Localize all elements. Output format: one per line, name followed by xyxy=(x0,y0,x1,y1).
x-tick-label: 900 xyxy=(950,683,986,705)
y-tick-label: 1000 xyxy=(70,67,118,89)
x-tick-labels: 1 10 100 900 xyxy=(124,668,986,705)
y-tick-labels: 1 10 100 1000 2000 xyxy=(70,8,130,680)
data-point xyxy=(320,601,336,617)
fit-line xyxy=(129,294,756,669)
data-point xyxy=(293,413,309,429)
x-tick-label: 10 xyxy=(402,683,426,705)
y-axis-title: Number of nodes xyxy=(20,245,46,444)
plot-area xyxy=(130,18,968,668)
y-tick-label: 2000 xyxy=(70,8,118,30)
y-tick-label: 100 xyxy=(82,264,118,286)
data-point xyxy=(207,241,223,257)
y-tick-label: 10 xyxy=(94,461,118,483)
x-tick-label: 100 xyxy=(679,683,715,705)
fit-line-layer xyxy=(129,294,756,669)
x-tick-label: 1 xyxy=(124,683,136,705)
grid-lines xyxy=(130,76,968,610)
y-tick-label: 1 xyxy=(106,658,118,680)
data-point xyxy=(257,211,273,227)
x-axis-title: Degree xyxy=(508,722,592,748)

Given request: Present every line of the material above as a numbered list, omitting any blank lines.

Full response:
1. Localize all elements. Output format: one per line, name followed by xyxy=(x0,y0,x1,y1).
2. x-tick-label: 900 xyxy=(950,683,986,705)
3. y-tick-label: 1000 xyxy=(70,67,118,89)
4. x-tick-labels: 1 10 100 900 xyxy=(124,668,986,705)
5. y-tick-labels: 1 10 100 1000 2000 xyxy=(70,8,130,680)
6. data-point xyxy=(320,601,336,617)
7. fit-line xyxy=(129,294,756,669)
8. data-point xyxy=(293,413,309,429)
9. x-tick-label: 10 xyxy=(402,683,426,705)
10. y-axis-title: Number of nodes xyxy=(20,245,46,444)
11. plot-area xyxy=(130,18,968,668)
12. y-tick-label: 2000 xyxy=(70,8,118,30)
13. y-tick-label: 100 xyxy=(82,264,118,286)
14. data-point xyxy=(207,241,223,257)
15. y-tick-label: 10 xyxy=(94,461,118,483)
16. x-tick-label: 100 xyxy=(679,683,715,705)
17. fit-line-layer xyxy=(129,294,756,669)
18. x-tick-label: 1 xyxy=(124,683,136,705)
19. grid-lines xyxy=(130,76,968,610)
20. y-tick-label: 1 xyxy=(106,658,118,680)
21. data-point xyxy=(257,211,273,227)
22. x-axis-title: Degree xyxy=(508,722,592,748)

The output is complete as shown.